Spatial annotation rows

*****

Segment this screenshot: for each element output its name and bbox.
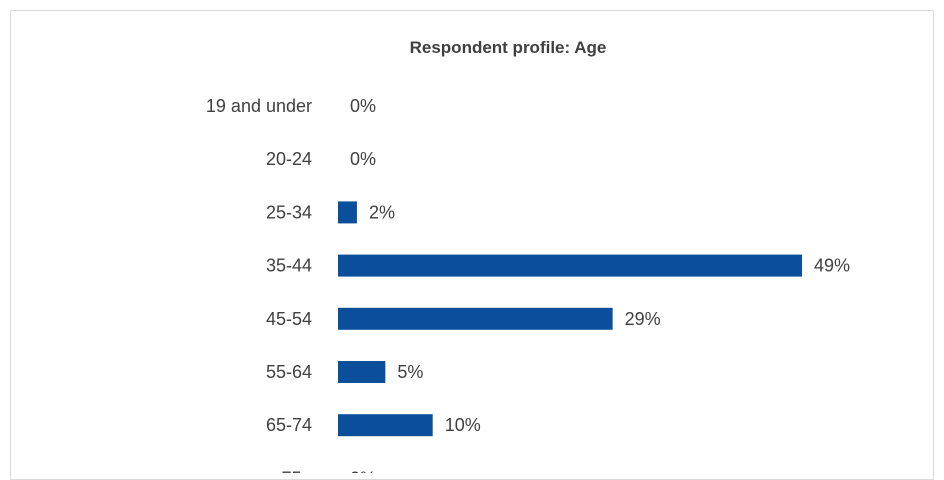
value-label: 49% xyxy=(814,256,850,276)
category-label: 35-44 xyxy=(266,256,312,276)
value-label: 10% xyxy=(445,415,481,435)
bar xyxy=(338,361,386,383)
value-label: 0% xyxy=(350,149,376,169)
category-label: 75+ xyxy=(281,468,312,473)
value-label: 0% xyxy=(350,96,376,116)
category-label: 65-74 xyxy=(266,415,312,435)
chart-frame xyxy=(10,10,934,480)
category-label: 19 and under xyxy=(206,96,312,116)
value-label: 2% xyxy=(369,202,395,222)
value-label: 0% xyxy=(350,468,376,473)
chart-title: Respondent profile: Age xyxy=(410,38,607,57)
category-label: 20-24 xyxy=(266,149,312,169)
bar xyxy=(338,307,613,330)
category-label: 25-34 xyxy=(266,202,312,222)
value-label: 29% xyxy=(625,309,661,329)
category-label: 45-54 xyxy=(266,309,312,329)
bars-group: 19 and under 0% 20-24 0% 25-34 2% 35-44 49% 45-5… xyxy=(206,96,850,473)
bar xyxy=(338,414,433,437)
bar xyxy=(338,254,803,277)
value-label: 5% xyxy=(397,362,423,382)
bar xyxy=(338,201,357,224)
category-label: 55-64 xyxy=(266,362,312,382)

*****

Copy every row above word for word, but leave out the picture.

__The answer__
Segment this screenshot: for each element output its name and bbox.
value-label: 49% xyxy=(814,256,850,276)
category-label: 35-44 xyxy=(266,256,312,276)
value-label: 10% xyxy=(445,415,481,435)
bar xyxy=(338,361,386,383)
value-label: 0% xyxy=(350,149,376,169)
category-label: 75+ xyxy=(281,468,312,473)
value-label: 0% xyxy=(350,96,376,116)
category-label: 65-74 xyxy=(266,415,312,435)
chart-frame xyxy=(10,10,934,480)
category-label: 19 and under xyxy=(206,96,312,116)
value-label: 2% xyxy=(369,202,395,222)
value-label: 0% xyxy=(350,468,376,473)
chart-title: Respondent profile: Age xyxy=(410,38,607,57)
category-label: 20-24 xyxy=(266,149,312,169)
bar xyxy=(338,307,613,330)
category-label: 25-34 xyxy=(266,202,312,222)
value-label: 29% xyxy=(625,309,661,329)
category-label: 45-54 xyxy=(266,309,312,329)
bars-group: 19 and under 0% 20-24 0% 25-34 2% 35-44 49% 45-5… xyxy=(206,96,850,473)
bar xyxy=(338,414,433,437)
bar xyxy=(338,254,803,277)
value-label: 5% xyxy=(397,362,423,382)
bar xyxy=(338,201,357,224)
category-label: 55-64 xyxy=(266,362,312,382)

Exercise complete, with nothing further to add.